__TEXT__.
** START **

Greetings from the East,

As the Sun must set each day in the West so my time as the temporary guardian of the East has come to an end. This year did not travel in a manner and method that I foresaw when delivering my remarks during my Installation BUT that isn’t to say that I didn’t have a GREAT year and truly loved the fellowship of the year. I want to thank the Grand Master, my officers, and my committee members for their endless support and friendship. I thank my fellow Brothers for electing me and trusting me with such an important job. I thank the Past Masters for your wise counsel and brotherly love. Lastly, I appreciate everyone’s display as living example of the Fraternity through your execution of your Obligations/Officer Oaths and through your skillful operations of the Working Tools as Free and Accepted Masons. It has been my humble honor to be your Worshipful Master. November was a very busy month with a very successful GMOV Homecoming, and truly enlightening Grand Lodge filled with the pride of our Grand Master’s successful year and plenty of fellowship. As we look forward to 2018, I am excited for our soon to be elected and appointed officers and pledge my support to your cause. And now the day has come and, so I take my final curtain ……..and turn this Trestle board over to a new Master. May the Great Architect of the Universe Bless and keep you until again we have the opportunity to meet in our great journey of life.

Fraternally,
Anthony (Tony) York W.M.


From the West
Bro Dennis Ashley

Greetings Brethren,

I attended the 153rd annual Grand Lodge Communication this past month, and what an amazing feeling I get after such events. There were several instances where lifelong friendships were decided upon immediately after communicating. I most certainly received further Light in Masonry. Thank you!

That’s why we’re are going to do our extreme best to bring the Silver State Award home to Mt. Moriah Lodge #39. It will require an extra effort along with maintaining our usual Obligations. If I assume the position of Master of this Lodge, it will be a goal of mine this year and it is Paramount we obtain it.

And once again thank you sincerely for your vote of confidence entrusting me with preserving the reputation of the Fraternity. Here listed are 8 qualities of a good leader that I found reading the Greatest Light in Masonry.

  1. Diligence
  2. Has trustworthy messengers
  3. Doesn’t penalize people for Integrity
  4. Listens before answering
  5. Able to Discern
  6. Listens to both sides of the story
  7. Stands up under Adversity
  8. Stands up under Praise

Also, our installation will be on December 9, 2017. Appetizers will start at 5pm, followed by the ceremony at 6pm, with an encore dinner immediately after. I would love for all available Masons in the area to attend.

Earnestly
Dennis Ashley


From the South
Bro Eric Willson

Happy Holidays everyone. It has been a great year to serve as Junior Warden. The last meal I will prepare will be for December. We’ll be doing hot dogs and assorted dressings. I hope everyone is prepared for their news roles in 2018. Make sure you’re ready!

** END **

__EXERCISES TO COMPLETE__.
1. According to the lodge newsletter, on what date will the installation be held?
2. Duplicate the lodge newsletter from "From the West" up to and including "we obtain it.".
3. List the qualities of a good leader given in the lodge newsletter.

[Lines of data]

** START **

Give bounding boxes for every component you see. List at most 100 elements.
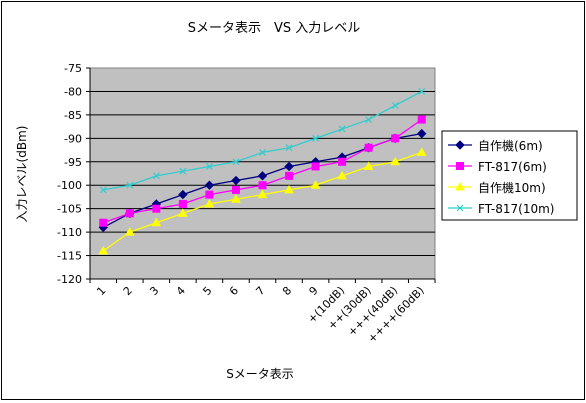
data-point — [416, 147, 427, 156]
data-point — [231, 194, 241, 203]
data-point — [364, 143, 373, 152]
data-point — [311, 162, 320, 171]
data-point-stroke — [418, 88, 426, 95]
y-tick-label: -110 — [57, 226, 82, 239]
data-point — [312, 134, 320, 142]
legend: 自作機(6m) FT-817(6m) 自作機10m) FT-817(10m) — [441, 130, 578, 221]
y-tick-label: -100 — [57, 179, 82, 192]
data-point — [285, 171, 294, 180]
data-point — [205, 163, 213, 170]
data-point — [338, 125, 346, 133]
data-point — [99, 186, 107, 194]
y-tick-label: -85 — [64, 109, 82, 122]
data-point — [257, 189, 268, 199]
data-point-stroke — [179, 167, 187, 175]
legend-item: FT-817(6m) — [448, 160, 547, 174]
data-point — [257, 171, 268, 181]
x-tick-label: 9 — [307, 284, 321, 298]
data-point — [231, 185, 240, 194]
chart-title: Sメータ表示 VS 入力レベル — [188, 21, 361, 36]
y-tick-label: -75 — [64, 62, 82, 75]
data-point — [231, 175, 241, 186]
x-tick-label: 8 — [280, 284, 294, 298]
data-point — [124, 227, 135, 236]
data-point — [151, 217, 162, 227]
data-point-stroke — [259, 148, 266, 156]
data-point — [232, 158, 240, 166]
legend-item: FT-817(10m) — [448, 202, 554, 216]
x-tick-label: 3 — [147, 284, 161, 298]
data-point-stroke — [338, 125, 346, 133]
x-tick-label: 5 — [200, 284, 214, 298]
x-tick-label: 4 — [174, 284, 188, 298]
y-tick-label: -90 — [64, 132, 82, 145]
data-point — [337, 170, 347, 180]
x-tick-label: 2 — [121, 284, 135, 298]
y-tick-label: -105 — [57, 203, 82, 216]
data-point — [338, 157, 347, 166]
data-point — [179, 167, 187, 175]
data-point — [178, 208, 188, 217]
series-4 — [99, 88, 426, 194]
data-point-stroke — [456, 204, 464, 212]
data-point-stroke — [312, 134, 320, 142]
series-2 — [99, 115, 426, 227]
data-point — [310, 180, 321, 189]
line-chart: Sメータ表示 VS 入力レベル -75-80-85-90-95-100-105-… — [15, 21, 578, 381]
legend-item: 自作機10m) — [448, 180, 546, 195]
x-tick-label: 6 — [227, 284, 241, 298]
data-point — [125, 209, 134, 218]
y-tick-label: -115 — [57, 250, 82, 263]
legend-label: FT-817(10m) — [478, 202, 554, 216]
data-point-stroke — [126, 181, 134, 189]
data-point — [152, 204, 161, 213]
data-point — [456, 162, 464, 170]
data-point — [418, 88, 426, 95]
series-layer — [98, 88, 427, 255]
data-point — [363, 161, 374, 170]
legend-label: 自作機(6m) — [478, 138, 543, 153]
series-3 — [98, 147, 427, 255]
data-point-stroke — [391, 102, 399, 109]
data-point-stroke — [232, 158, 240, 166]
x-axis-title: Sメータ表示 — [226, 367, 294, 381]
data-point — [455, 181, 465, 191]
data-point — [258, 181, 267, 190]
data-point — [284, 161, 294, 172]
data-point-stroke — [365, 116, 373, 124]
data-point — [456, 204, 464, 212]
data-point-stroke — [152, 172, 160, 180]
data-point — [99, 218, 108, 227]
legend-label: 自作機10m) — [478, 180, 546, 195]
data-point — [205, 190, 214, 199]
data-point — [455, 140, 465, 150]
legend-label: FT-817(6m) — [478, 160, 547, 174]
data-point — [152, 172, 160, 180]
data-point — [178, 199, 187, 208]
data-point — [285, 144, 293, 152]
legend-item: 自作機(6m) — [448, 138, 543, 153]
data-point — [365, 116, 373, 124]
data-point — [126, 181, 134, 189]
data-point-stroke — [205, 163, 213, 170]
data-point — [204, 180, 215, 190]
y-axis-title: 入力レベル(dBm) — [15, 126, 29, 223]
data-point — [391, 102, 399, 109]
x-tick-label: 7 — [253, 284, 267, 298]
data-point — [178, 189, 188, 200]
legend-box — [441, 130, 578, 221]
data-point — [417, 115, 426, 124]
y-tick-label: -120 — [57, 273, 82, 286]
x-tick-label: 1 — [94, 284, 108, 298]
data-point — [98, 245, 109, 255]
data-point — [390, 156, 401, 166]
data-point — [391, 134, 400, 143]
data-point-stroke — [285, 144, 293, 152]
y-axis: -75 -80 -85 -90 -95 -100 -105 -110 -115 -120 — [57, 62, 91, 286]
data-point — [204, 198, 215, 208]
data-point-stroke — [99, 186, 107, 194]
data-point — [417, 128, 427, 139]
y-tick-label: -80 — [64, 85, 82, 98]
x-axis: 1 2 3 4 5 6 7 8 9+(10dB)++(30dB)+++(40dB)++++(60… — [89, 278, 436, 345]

** END **

__ANSWERS TO THE TASKS__.
1. The installation will be held on December 9, 2017.

2.
From the West
Bro Dennis Ashley

Greetings Brethren,

I attended the 153rd annual Grand Lodge Communication this past month, and what an amazing feeling I get after such events. There were several instances where lifelong friendships were decided upon immediately after communicating. I most certainly received further Light in Masonry. Thank you!

That’s why we’re are going to do our extreme best to bring the Silver State Award home to Mt. Moriah Lodge #39. It will require an extra effort along with maintaining our usual Obligations. If I assume the position of Master of this Lodge, it will be a goal of mine this year and it is Paramount we obtain it.

3.
1. Diligence
2. Has trustworthy messengers
3. Doesn't penalize people for Integrity
4. Listens before answering
5. Able to Discern
6. Listens to both sides of the story
7. Stands up under Adversity
8. Stands up under Praise